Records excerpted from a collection
┏━━

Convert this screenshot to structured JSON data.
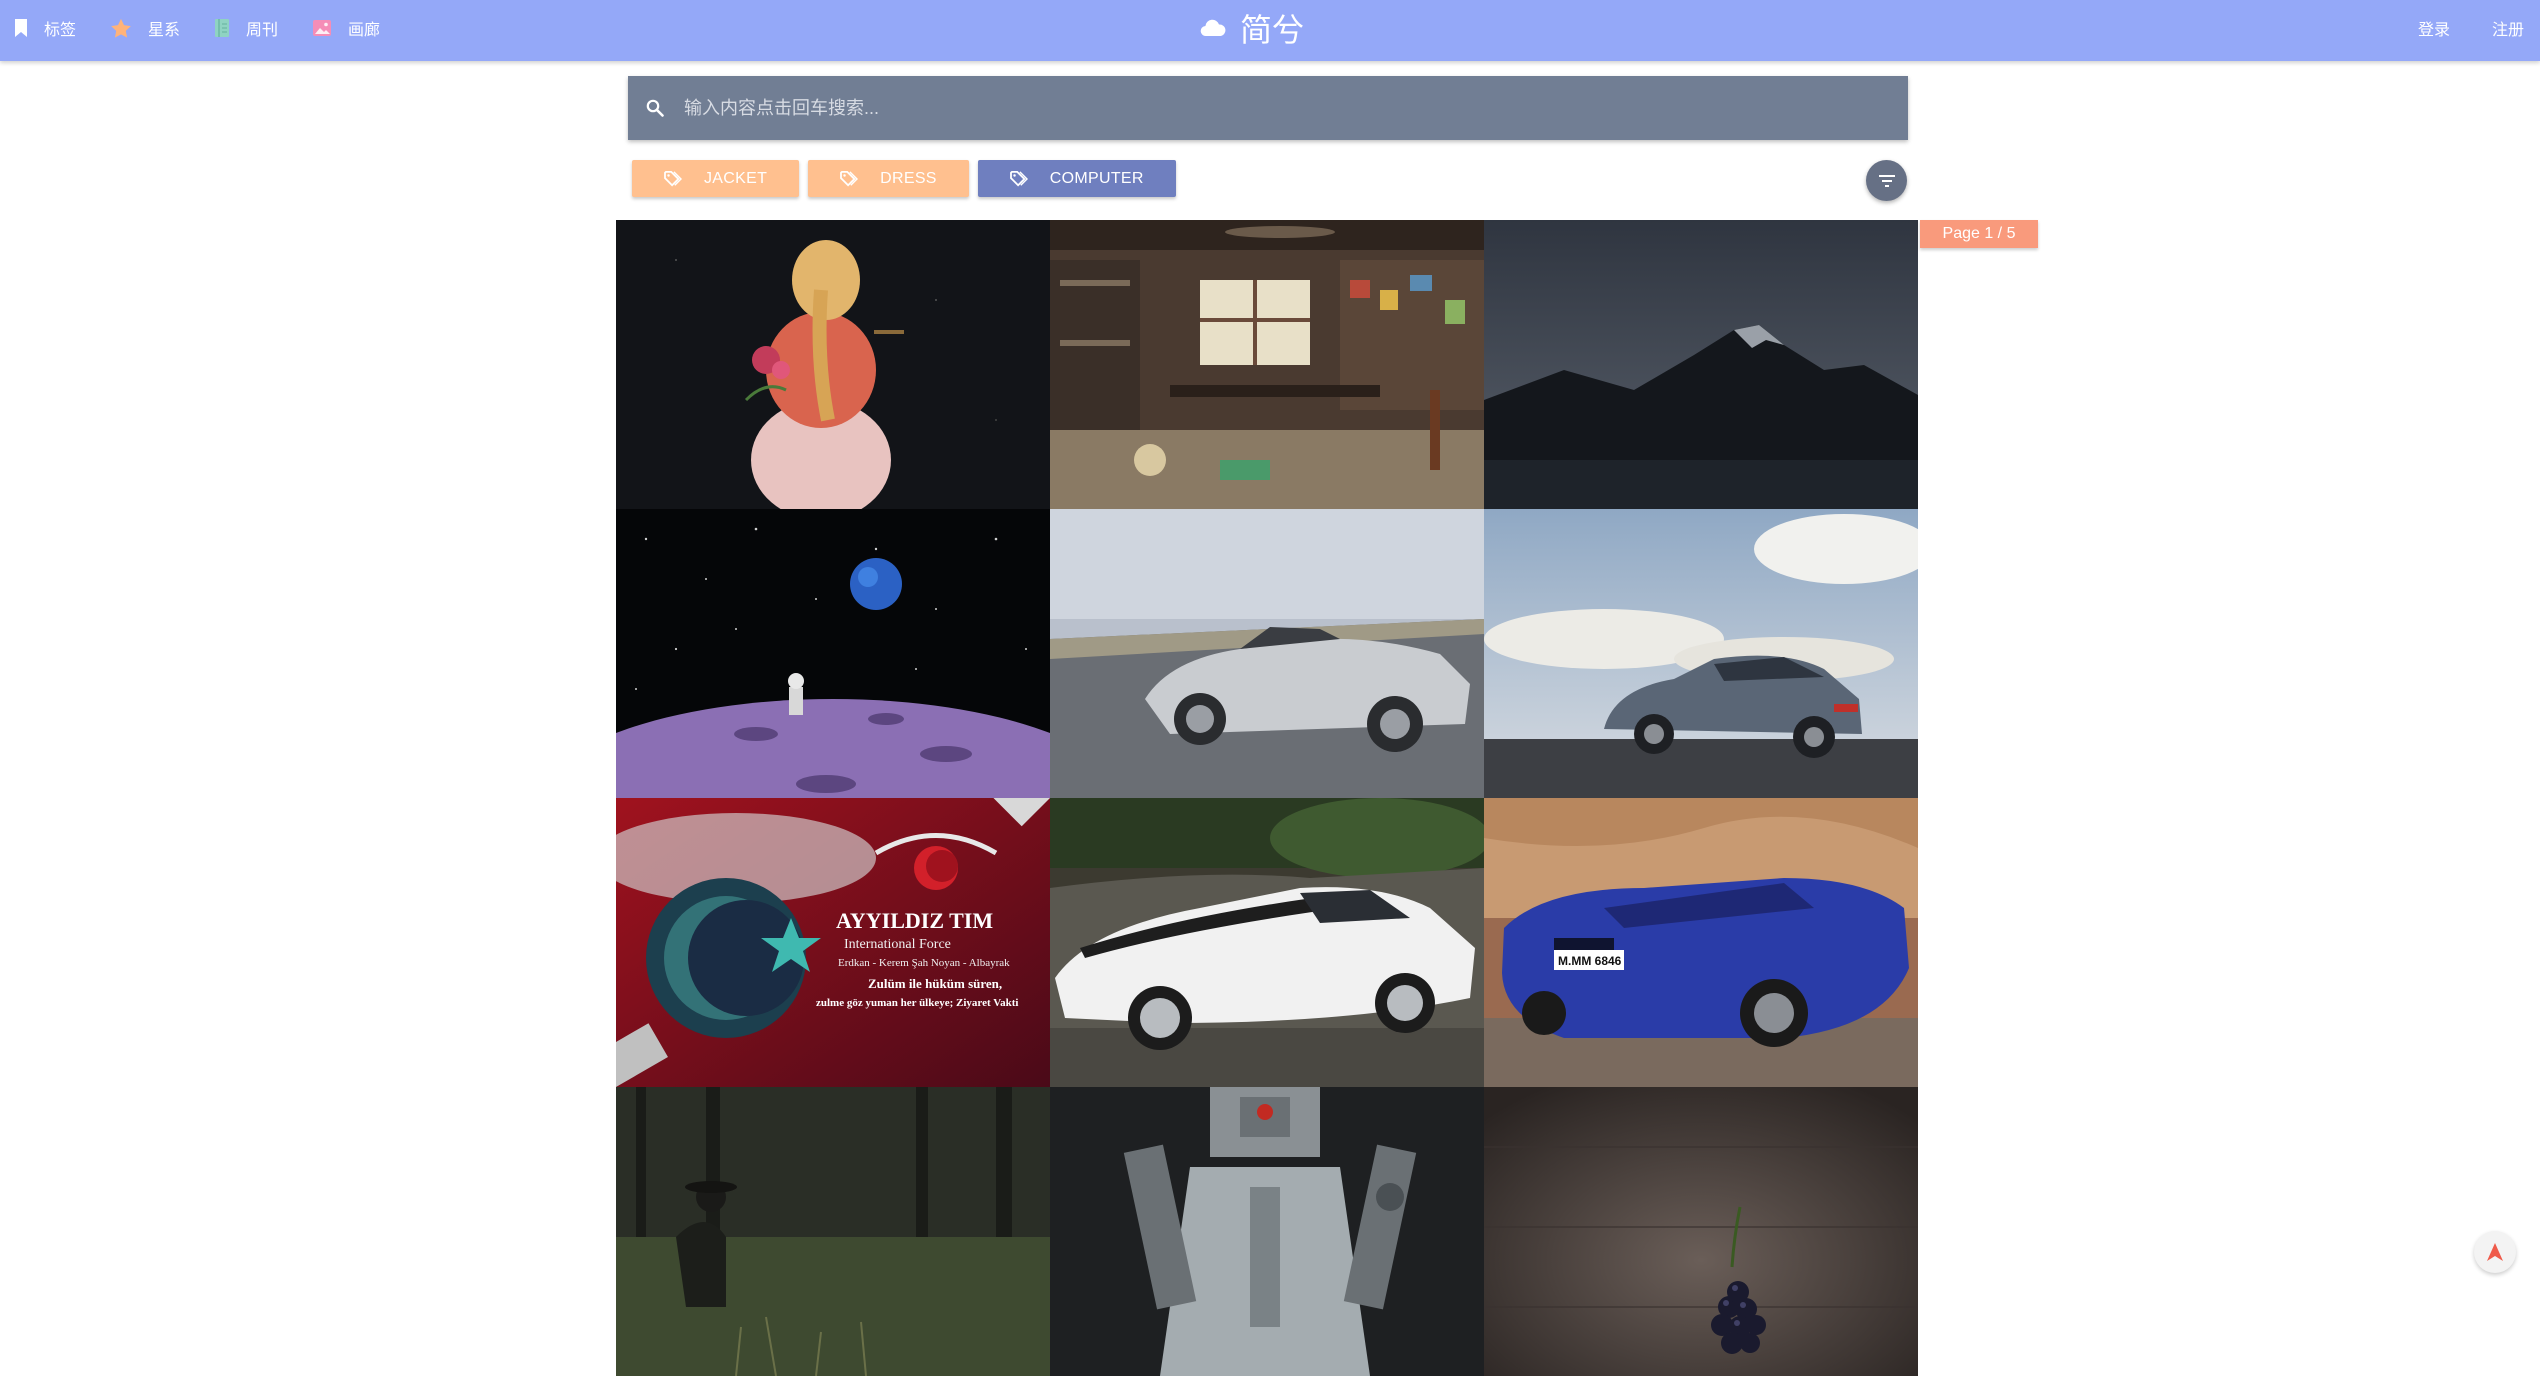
{
  "nav": {
    "items": [
      {
        "label": "标签",
        "icon": "bookmark-icon",
        "color": "#ffffff"
      },
      {
        "label": "星系",
        "icon": "star-icon",
        "color": "#ffb37a"
      },
      {
        "label": "周刊",
        "icon": "magazine-icon",
        "color": "#8fd3c2"
      },
      {
        "label": "画廊",
        "icon": "image-icon",
        "color": "#f58db7"
      }
    ],
    "brand": "简兮",
    "login": "登录",
    "register": "注册"
  },
  "search": {
    "placeholder": "输入内容点击回车搜索..."
  },
  "tags": [
    {
      "label": "JACKET",
      "color": "#ffc08f"
    },
    {
      "label": "DRESS",
      "color": "#ffc08f"
    },
    {
      "label": "COMPUTER",
      "color": "#6f7fbf"
    }
  ],
  "pager": {
    "label": "Page 1 / 5"
  },
  "gallery": {
    "banner_lines": [
      "AYYILDIZ TIM",
      "International Force",
      "Erdkan - Kerem Şah Noyan - Albayrak",
      "Zulüm ile hüküm süren,",
      "zulme göz yuman her ülkeye; Ziyaret Vakti"
    ],
    "plate_text": "M.MM 6846"
  },
  "colors": {
    "topbar": "#94a8f8",
    "search": "#717e94",
    "tag_orange": "#ffc08f",
    "tag_blue": "#6f7fbf",
    "page_badge": "#f99a7c",
    "filter_button": "#667085"
  }
}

┗━━

= Exercise prompt =
Copy every entry word for word, but omit the pictures.

= Result below =
Convert this screenshot to structured JSON data.
{
  "nav": {
    "items": [
      {
        "label": "标签",
        "icon": "bookmark-icon",
        "color": "#ffffff"
      },
      {
        "label": "星系",
        "icon": "star-icon",
        "color": "#ffb37a"
      },
      {
        "label": "周刊",
        "icon": "magazine-icon",
        "color": "#8fd3c2"
      },
      {
        "label": "画廊",
        "icon": "image-icon",
        "color": "#f58db7"
      }
    ],
    "brand": "简兮",
    "login": "登录",
    "register": "注册"
  },
  "search": {
    "placeholder": "输入内容点击回车搜索..."
  },
  "tags": [
    {
      "label": "JACKET",
      "color": "#ffc08f"
    },
    {
      "label": "DRESS",
      "color": "#ffc08f"
    },
    {
      "label": "COMPUTER",
      "color": "#6f7fbf"
    }
  ],
  "pager": {
    "label": "Page 1 / 5"
  },
  "gallery": {
    "banner_lines": [
      "AYYILDIZ TIM",
      "International Force",
      "Erdkan - Kerem Şah Noyan - Albayrak",
      "Zulüm ile hüküm süren,",
      "zulme göz yuman her ülkeye; Ziyaret Vakti"
    ],
    "plate_text": "M.MM 6846"
  },
  "colors": {
    "topbar": "#94a8f8",
    "search": "#717e94",
    "tag_orange": "#ffc08f",
    "tag_blue": "#6f7fbf",
    "page_badge": "#f99a7c",
    "filter_button": "#667085"
  }
}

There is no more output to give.